§ Written exercise:
Pictures do not belong in the copy; quote every entry below exactly.
==== Records for this task ====
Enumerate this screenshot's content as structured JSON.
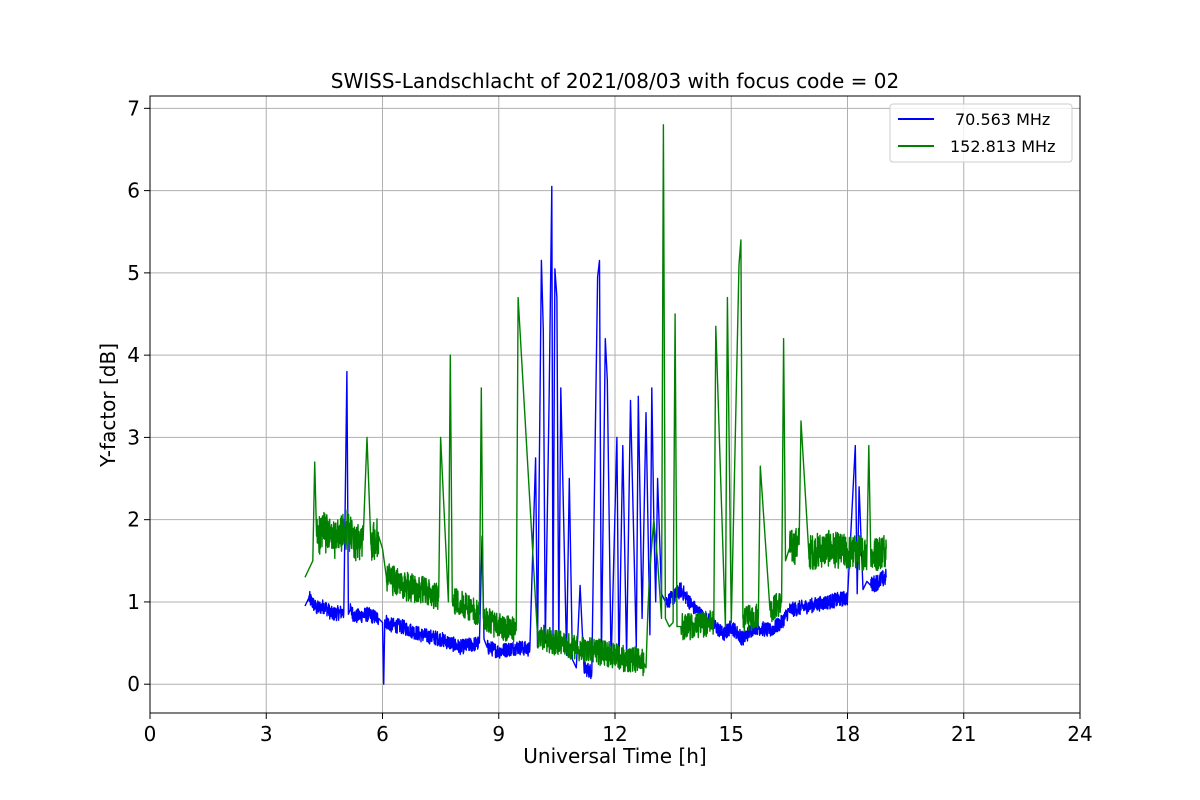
{
  "chart_data": {
    "type": "line",
    "title": "SWISS-Landschlacht of 2021/08/03 with focus code = 02",
    "xlabel": "Universal Time [h]",
    "ylabel": "Y-factor [dB]",
    "xlim": [
      0,
      24
    ],
    "ylim": [
      -0.35,
      7.15
    ],
    "xticks": [
      0,
      3,
      6,
      9,
      12,
      15,
      18,
      21,
      24
    ],
    "xtick_labels": [
      "0",
      "3",
      "6",
      "9",
      "12",
      "15",
      "18",
      "21",
      "24"
    ],
    "yticks": [
      0,
      1,
      2,
      3,
      4,
      5,
      6,
      7
    ],
    "ytick_labels": [
      "0",
      "1",
      "2",
      "3",
      "4",
      "5",
      "6",
      "7"
    ],
    "grid": true,
    "legend_position": "top-right",
    "series": [
      {
        "name": "70.563 MHz",
        "color": "#0000ff",
        "x": [
          4.0,
          4.1,
          4.3,
          4.5,
          4.7,
          5.0,
          5.08,
          5.12,
          5.16,
          5.3,
          5.6,
          5.9,
          6.0,
          6.03,
          6.06,
          6.2,
          6.5,
          7.0,
          7.5,
          8.0,
          8.5,
          8.57,
          8.62,
          8.7,
          9.0,
          9.5,
          9.8,
          9.95,
          10.0,
          10.1,
          10.15,
          10.2,
          10.3,
          10.37,
          10.4,
          10.45,
          10.5,
          10.55,
          10.6,
          10.75,
          10.82,
          10.9,
          11.0,
          11.1,
          11.2,
          11.4,
          11.55,
          11.6,
          11.65,
          11.75,
          11.8,
          11.9,
          12.05,
          12.1,
          12.2,
          12.3,
          12.4,
          12.55,
          12.6,
          12.7,
          12.8,
          12.9,
          12.95,
          13.0,
          13.05,
          13.1,
          13.2,
          13.3,
          13.5,
          13.7,
          14.0,
          14.3,
          14.5,
          14.8,
          15.0,
          15.3,
          15.6,
          16.0,
          16.3,
          16.5,
          17.0,
          17.5,
          18.0,
          18.2,
          18.25,
          18.3,
          18.4,
          18.5,
          18.6,
          18.8,
          19.0
        ],
        "y": [
          0.95,
          1.05,
          0.92,
          0.95,
          0.85,
          0.88,
          3.8,
          0.85,
          0.9,
          0.82,
          0.85,
          0.8,
          0.75,
          0.0,
          0.78,
          0.72,
          0.7,
          0.6,
          0.55,
          0.45,
          0.5,
          1.8,
          0.55,
          0.45,
          0.4,
          0.45,
          0.42,
          2.75,
          0.45,
          5.15,
          4.3,
          0.5,
          3.45,
          6.05,
          0.6,
          5.05,
          4.7,
          0.4,
          3.6,
          0.35,
          2.5,
          0.3,
          0.2,
          1.2,
          0.2,
          0.15,
          4.95,
          5.15,
          0.3,
          4.2,
          3.7,
          0.25,
          3.0,
          0.2,
          2.9,
          0.35,
          3.45,
          0.45,
          3.5,
          0.8,
          3.3,
          0.6,
          3.6,
          2.0,
          1.0,
          2.5,
          1.1,
          1.0,
          1.05,
          1.15,
          0.95,
          0.8,
          0.75,
          0.6,
          0.7,
          0.55,
          0.7,
          0.65,
          0.75,
          0.9,
          0.95,
          1.0,
          1.05,
          2.9,
          1.1,
          2.4,
          1.15,
          1.25,
          1.2,
          1.25,
          1.3
        ]
      },
      {
        "name": "152.813 MHz",
        "color": "#008000",
        "x": [
          4.0,
          4.1,
          4.2,
          4.25,
          4.3,
          4.5,
          4.75,
          4.9,
          5.1,
          5.3,
          5.5,
          5.6,
          5.7,
          5.9,
          6.0,
          6.1,
          6.5,
          7.0,
          7.45,
          7.5,
          7.7,
          7.75,
          7.8,
          8.0,
          8.5,
          8.55,
          8.6,
          9.0,
          9.45,
          9.5,
          10.0,
          10.2,
          10.5,
          11.0,
          11.5,
          12.0,
          12.3,
          12.6,
          12.75,
          12.8,
          12.85,
          12.9,
          13.0,
          13.1,
          13.2,
          13.25,
          13.3,
          13.4,
          13.5,
          13.55,
          13.6,
          13.7,
          14.0,
          14.55,
          14.6,
          14.85,
          14.9,
          15.0,
          15.2,
          15.25,
          15.3,
          15.5,
          15.7,
          15.75,
          16.0,
          16.3,
          16.35,
          16.4,
          16.5,
          16.75,
          16.8,
          17.0,
          17.5,
          18.0,
          18.5,
          18.55,
          18.6,
          19.0
        ],
        "y": [
          1.3,
          1.4,
          1.5,
          2.7,
          1.8,
          1.85,
          1.75,
          1.8,
          1.9,
          1.7,
          1.75,
          3.0,
          1.7,
          1.8,
          1.65,
          1.3,
          1.2,
          1.15,
          1.05,
          3.0,
          1.0,
          4.0,
          1.0,
          1.0,
          0.85,
          3.6,
          0.8,
          0.7,
          0.65,
          4.7,
          0.6,
          0.55,
          0.5,
          0.45,
          0.4,
          0.35,
          0.3,
          0.3,
          0.25,
          0.2,
          0.9,
          1.4,
          2.0,
          1.5,
          0.8,
          6.8,
          0.8,
          0.7,
          0.75,
          4.5,
          0.7,
          0.7,
          0.7,
          0.75,
          4.35,
          0.7,
          4.7,
          0.75,
          5.1,
          5.4,
          0.8,
          0.8,
          0.85,
          2.65,
          0.9,
          1.0,
          4.2,
          1.5,
          1.65,
          1.7,
          3.2,
          1.6,
          1.65,
          1.6,
          1.6,
          2.9,
          1.55,
          1.65
        ]
      }
    ]
  }
}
====
§ Written answer:
Enumerate this screenshot's content as structured JSON.
{
  "chart_data": {
    "type": "line",
    "title": "SWISS-Landschlacht of 2021/08/03 with focus code = 02",
    "xlabel": "Universal Time [h]",
    "ylabel": "Y-factor [dB]",
    "xlim": [
      0,
      24
    ],
    "ylim": [
      -0.35,
      7.15
    ],
    "xticks": [
      0,
      3,
      6,
      9,
      12,
      15,
      18,
      21,
      24
    ],
    "xtick_labels": [
      "0",
      "3",
      "6",
      "9",
      "12",
      "15",
      "18",
      "21",
      "24"
    ],
    "yticks": [
      0,
      1,
      2,
      3,
      4,
      5,
      6,
      7
    ],
    "ytick_labels": [
      "0",
      "1",
      "2",
      "3",
      "4",
      "5",
      "6",
      "7"
    ],
    "grid": true,
    "legend_position": "top-right",
    "series": [
      {
        "name": "70.563 MHz",
        "color": "#0000ff",
        "x": [
          4.0,
          4.1,
          4.3,
          4.5,
          4.7,
          5.0,
          5.08,
          5.12,
          5.16,
          5.3,
          5.6,
          5.9,
          6.0,
          6.03,
          6.06,
          6.2,
          6.5,
          7.0,
          7.5,
          8.0,
          8.5,
          8.57,
          8.62,
          8.7,
          9.0,
          9.5,
          9.8,
          9.95,
          10.0,
          10.1,
          10.15,
          10.2,
          10.3,
          10.37,
          10.4,
          10.45,
          10.5,
          10.55,
          10.6,
          10.75,
          10.82,
          10.9,
          11.0,
          11.1,
          11.2,
          11.4,
          11.55,
          11.6,
          11.65,
          11.75,
          11.8,
          11.9,
          12.05,
          12.1,
          12.2,
          12.3,
          12.4,
          12.55,
          12.6,
          12.7,
          12.8,
          12.9,
          12.95,
          13.0,
          13.05,
          13.1,
          13.2,
          13.3,
          13.5,
          13.7,
          14.0,
          14.3,
          14.5,
          14.8,
          15.0,
          15.3,
          15.6,
          16.0,
          16.3,
          16.5,
          17.0,
          17.5,
          18.0,
          18.2,
          18.25,
          18.3,
          18.4,
          18.5,
          18.6,
          18.8,
          19.0
        ],
        "y": [
          0.95,
          1.05,
          0.92,
          0.95,
          0.85,
          0.88,
          3.8,
          0.85,
          0.9,
          0.82,
          0.85,
          0.8,
          0.75,
          0.0,
          0.78,
          0.72,
          0.7,
          0.6,
          0.55,
          0.45,
          0.5,
          1.8,
          0.55,
          0.45,
          0.4,
          0.45,
          0.42,
          2.75,
          0.45,
          5.15,
          4.3,
          0.5,
          3.45,
          6.05,
          0.6,
          5.05,
          4.7,
          0.4,
          3.6,
          0.35,
          2.5,
          0.3,
          0.2,
          1.2,
          0.2,
          0.15,
          4.95,
          5.15,
          0.3,
          4.2,
          3.7,
          0.25,
          3.0,
          0.2,
          2.9,
          0.35,
          3.45,
          0.45,
          3.5,
          0.8,
          3.3,
          0.6,
          3.6,
          2.0,
          1.0,
          2.5,
          1.1,
          1.0,
          1.05,
          1.15,
          0.95,
          0.8,
          0.75,
          0.6,
          0.7,
          0.55,
          0.7,
          0.65,
          0.75,
          0.9,
          0.95,
          1.0,
          1.05,
          2.9,
          1.1,
          2.4,
          1.15,
          1.25,
          1.2,
          1.25,
          1.3
        ]
      },
      {
        "name": "152.813 MHz",
        "color": "#008000",
        "x": [
          4.0,
          4.1,
          4.2,
          4.25,
          4.3,
          4.5,
          4.75,
          4.9,
          5.1,
          5.3,
          5.5,
          5.6,
          5.7,
          5.9,
          6.0,
          6.1,
          6.5,
          7.0,
          7.45,
          7.5,
          7.7,
          7.75,
          7.8,
          8.0,
          8.5,
          8.55,
          8.6,
          9.0,
          9.45,
          9.5,
          10.0,
          10.2,
          10.5,
          11.0,
          11.5,
          12.0,
          12.3,
          12.6,
          12.75,
          12.8,
          12.85,
          12.9,
          13.0,
          13.1,
          13.2,
          13.25,
          13.3,
          13.4,
          13.5,
          13.55,
          13.6,
          13.7,
          14.0,
          14.55,
          14.6,
          14.85,
          14.9,
          15.0,
          15.2,
          15.25,
          15.3,
          15.5,
          15.7,
          15.75,
          16.0,
          16.3,
          16.35,
          16.4,
          16.5,
          16.75,
          16.8,
          17.0,
          17.5,
          18.0,
          18.5,
          18.55,
          18.6,
          19.0
        ],
        "y": [
          1.3,
          1.4,
          1.5,
          2.7,
          1.8,
          1.85,
          1.75,
          1.8,
          1.9,
          1.7,
          1.75,
          3.0,
          1.7,
          1.8,
          1.65,
          1.3,
          1.2,
          1.15,
          1.05,
          3.0,
          1.0,
          4.0,
          1.0,
          1.0,
          0.85,
          3.6,
          0.8,
          0.7,
          0.65,
          4.7,
          0.6,
          0.55,
          0.5,
          0.45,
          0.4,
          0.35,
          0.3,
          0.3,
          0.25,
          0.2,
          0.9,
          1.4,
          2.0,
          1.5,
          0.8,
          6.8,
          0.8,
          0.7,
          0.75,
          4.5,
          0.7,
          0.7,
          0.7,
          0.75,
          4.35,
          0.7,
          4.7,
          0.75,
          5.1,
          5.4,
          0.8,
          0.8,
          0.85,
          2.65,
          0.9,
          1.0,
          4.2,
          1.5,
          1.65,
          1.7,
          3.2,
          1.6,
          1.65,
          1.6,
          1.6,
          2.9,
          1.55,
          1.65
        ]
      }
    ]
  }
}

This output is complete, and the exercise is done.